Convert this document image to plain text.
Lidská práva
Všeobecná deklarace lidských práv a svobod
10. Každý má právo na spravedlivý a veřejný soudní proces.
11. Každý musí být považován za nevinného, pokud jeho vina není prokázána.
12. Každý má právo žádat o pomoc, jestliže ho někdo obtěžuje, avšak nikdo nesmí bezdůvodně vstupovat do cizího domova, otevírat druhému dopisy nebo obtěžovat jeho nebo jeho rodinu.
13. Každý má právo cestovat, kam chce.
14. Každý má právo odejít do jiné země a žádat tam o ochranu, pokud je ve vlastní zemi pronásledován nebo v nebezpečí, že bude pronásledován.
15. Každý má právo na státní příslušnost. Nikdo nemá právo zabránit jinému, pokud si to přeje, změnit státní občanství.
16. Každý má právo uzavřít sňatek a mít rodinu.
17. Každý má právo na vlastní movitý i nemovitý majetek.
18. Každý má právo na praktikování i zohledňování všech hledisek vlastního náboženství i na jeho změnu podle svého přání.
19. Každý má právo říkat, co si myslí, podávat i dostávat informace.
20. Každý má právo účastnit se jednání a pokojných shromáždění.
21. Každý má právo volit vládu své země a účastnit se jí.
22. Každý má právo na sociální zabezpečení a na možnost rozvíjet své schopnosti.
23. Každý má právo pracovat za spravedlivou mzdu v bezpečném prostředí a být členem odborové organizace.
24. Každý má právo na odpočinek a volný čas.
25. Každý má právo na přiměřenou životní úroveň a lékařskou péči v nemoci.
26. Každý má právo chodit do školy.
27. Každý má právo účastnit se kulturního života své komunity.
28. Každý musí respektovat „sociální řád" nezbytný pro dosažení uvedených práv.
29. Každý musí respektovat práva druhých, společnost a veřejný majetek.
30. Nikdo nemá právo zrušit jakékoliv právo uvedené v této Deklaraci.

AIM: Using the records above, list each line that includes "sociální".

ANSWER TO THIS TASK:
22. Každý má právo na sociální zabezpečení a na možnost rozvíjet své schopnosti.
28. Každý musí respektovat „sociální řád" nezbytný pro dosažení uvedených práv.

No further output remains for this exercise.